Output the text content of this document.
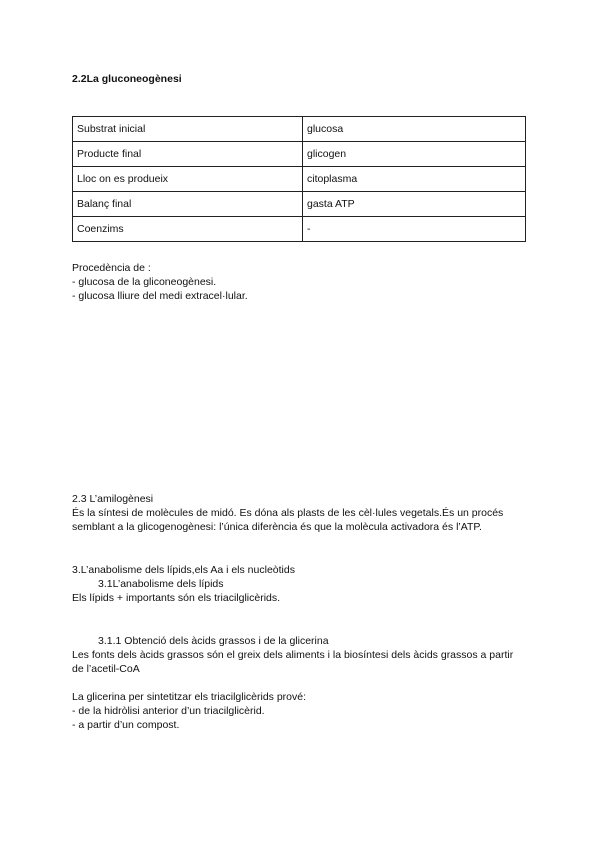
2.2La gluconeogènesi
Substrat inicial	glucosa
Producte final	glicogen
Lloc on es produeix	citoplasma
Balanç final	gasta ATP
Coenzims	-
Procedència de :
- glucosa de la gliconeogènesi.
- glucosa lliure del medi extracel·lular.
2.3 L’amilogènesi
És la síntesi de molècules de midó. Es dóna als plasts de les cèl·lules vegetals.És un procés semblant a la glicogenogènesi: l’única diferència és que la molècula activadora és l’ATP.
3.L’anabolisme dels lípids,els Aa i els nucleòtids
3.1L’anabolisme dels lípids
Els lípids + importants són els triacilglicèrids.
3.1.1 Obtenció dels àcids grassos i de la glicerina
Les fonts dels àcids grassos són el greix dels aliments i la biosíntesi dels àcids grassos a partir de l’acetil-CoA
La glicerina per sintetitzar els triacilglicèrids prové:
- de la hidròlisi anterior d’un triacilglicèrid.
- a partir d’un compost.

++++++++++

### What is required:
Repeat each record exactly, with the pictures left out.

### Response to the exercise:
Output the text content of this document.
2.2La gluconeogènesi
Substrat inicial	glucosa
Producte final	glicogen
Lloc on es produeix	citoplasma
Balanç final	gasta ATP
Coenzims	-
Procedència de :
- glucosa de la gliconeogènesi.
- glucosa lliure del medi extracel·lular.
2.3 L’amilogènesi
És la síntesi de molècules de midó. Es dóna als plasts de les cèl·lules vegetals.És un procés semblant a la glicogenogènesi: l’única diferència és que la molècula activadora és l’ATP.
3.L’anabolisme dels lípids,els Aa i els nucleòtids
3.1L’anabolisme dels lípids
Els lípids + importants són els triacilglicèrids.
3.1.1 Obtenció dels àcids grassos i de la glicerina
Les fonts dels àcids grassos són el greix dels aliments i la biosíntesi dels àcids grassos a partir de l’acetil-CoA
La glicerina per sintetitzar els triacilglicèrids prové:
- de la hidròlisi anterior d’un triacilglicèrid.
- a partir d’un compost.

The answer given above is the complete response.